- Records from a data source
===
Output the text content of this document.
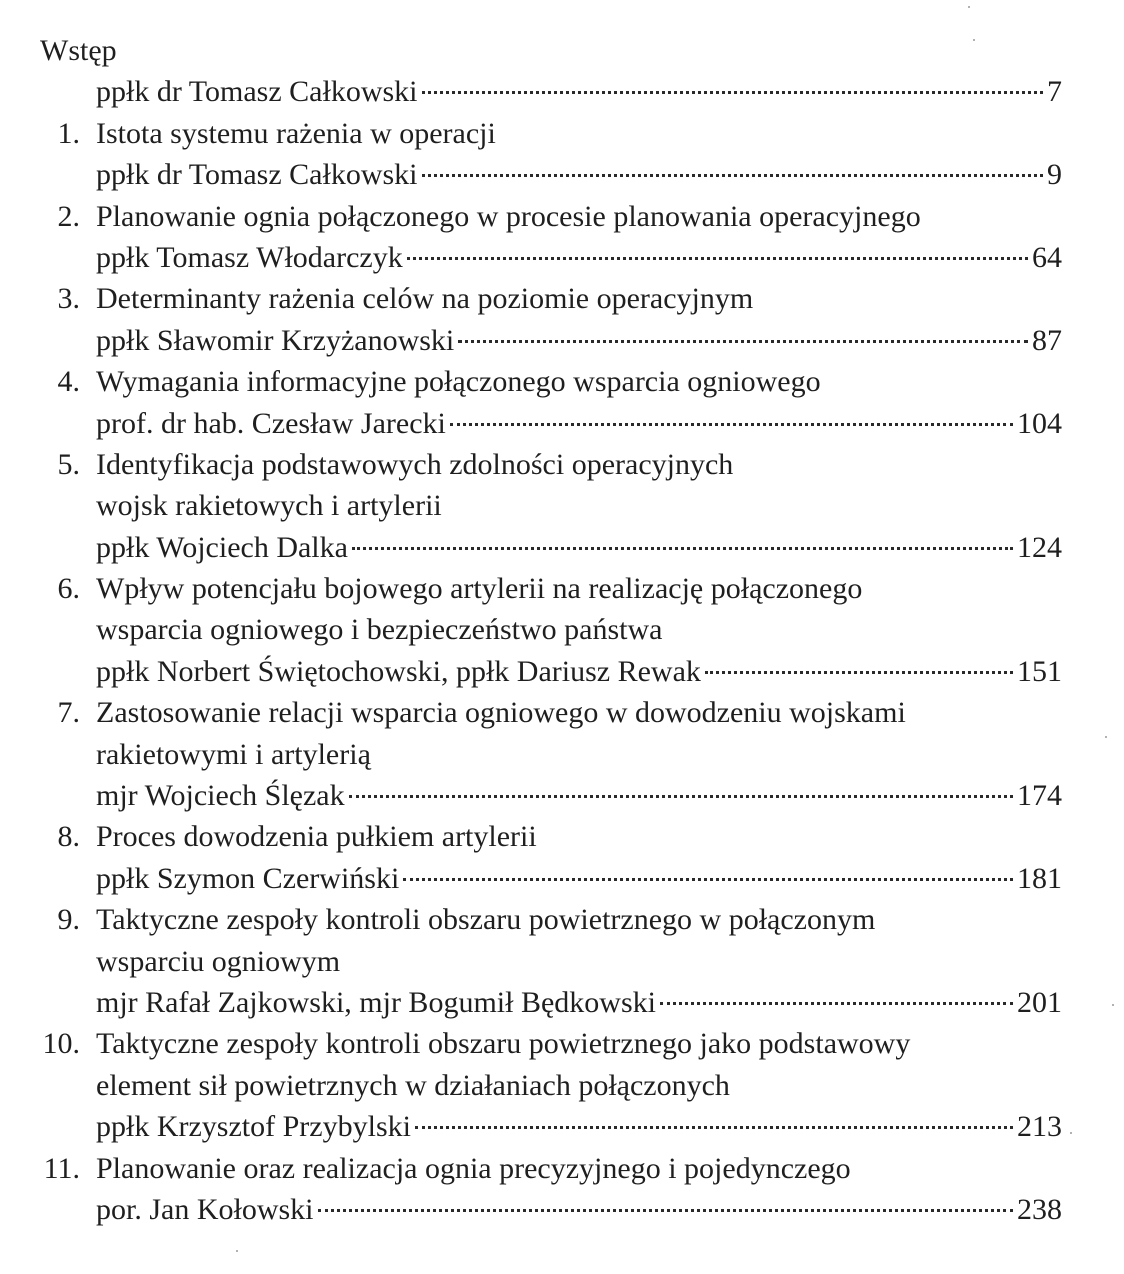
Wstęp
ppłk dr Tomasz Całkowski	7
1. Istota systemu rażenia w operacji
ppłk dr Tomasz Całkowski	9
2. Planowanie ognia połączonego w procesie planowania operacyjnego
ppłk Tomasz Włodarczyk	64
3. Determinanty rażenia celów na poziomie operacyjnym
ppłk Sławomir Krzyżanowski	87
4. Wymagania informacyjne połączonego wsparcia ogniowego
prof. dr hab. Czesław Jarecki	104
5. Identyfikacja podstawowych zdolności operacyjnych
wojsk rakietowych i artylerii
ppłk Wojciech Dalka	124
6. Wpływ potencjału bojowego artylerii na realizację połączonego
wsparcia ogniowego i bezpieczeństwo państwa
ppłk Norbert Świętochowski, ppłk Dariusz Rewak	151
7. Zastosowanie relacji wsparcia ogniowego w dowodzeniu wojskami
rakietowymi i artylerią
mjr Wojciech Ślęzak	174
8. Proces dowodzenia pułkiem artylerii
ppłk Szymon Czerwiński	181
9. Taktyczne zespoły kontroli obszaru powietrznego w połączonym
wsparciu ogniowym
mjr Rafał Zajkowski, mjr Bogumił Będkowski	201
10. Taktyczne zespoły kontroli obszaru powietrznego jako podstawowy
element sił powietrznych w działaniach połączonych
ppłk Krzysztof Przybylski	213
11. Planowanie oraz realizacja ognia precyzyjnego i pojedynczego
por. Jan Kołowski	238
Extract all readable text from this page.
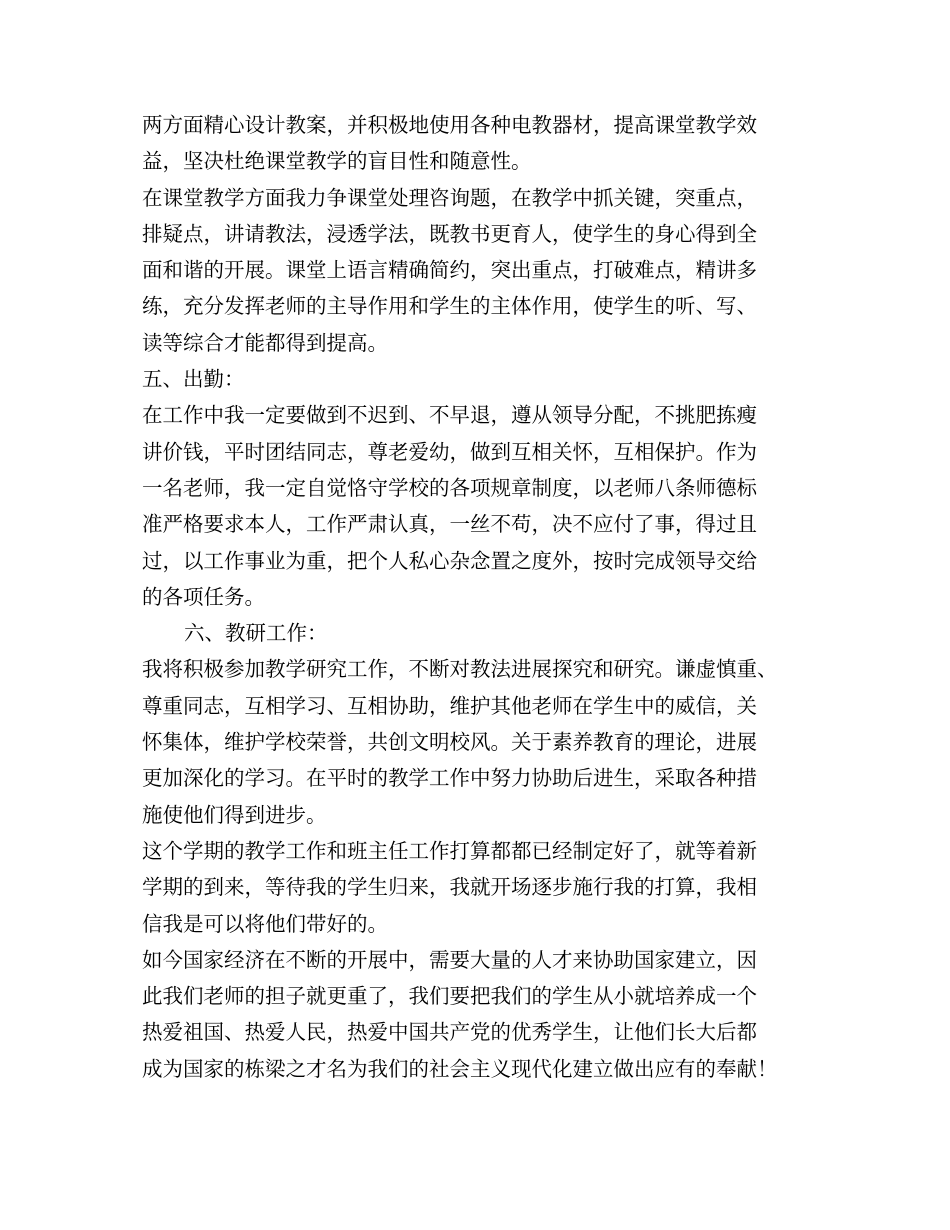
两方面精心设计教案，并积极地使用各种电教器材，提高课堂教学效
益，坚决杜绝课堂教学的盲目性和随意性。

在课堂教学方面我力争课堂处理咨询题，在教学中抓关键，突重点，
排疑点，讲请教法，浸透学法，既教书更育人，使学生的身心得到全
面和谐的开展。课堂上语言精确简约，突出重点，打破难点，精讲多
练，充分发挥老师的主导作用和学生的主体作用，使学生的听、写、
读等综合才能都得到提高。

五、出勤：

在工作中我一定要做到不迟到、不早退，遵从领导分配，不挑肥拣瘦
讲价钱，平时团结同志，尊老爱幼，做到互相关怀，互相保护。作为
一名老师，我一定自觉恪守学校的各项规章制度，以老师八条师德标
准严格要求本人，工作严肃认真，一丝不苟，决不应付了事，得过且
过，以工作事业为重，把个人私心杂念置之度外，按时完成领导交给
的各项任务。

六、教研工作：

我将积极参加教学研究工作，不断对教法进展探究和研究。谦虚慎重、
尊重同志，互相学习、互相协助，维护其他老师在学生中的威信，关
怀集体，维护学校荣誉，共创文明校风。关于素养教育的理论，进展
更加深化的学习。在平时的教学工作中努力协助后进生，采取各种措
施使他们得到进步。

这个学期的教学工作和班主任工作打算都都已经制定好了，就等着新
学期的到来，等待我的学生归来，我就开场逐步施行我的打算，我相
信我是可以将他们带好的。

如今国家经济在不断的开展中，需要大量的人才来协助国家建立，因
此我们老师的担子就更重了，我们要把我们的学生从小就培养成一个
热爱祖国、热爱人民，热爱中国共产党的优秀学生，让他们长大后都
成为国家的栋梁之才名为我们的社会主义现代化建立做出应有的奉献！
===
- Work required
What is the number of lines in the listing that include the word "powietrznego"? Give that number and nothing else.

- Answer
2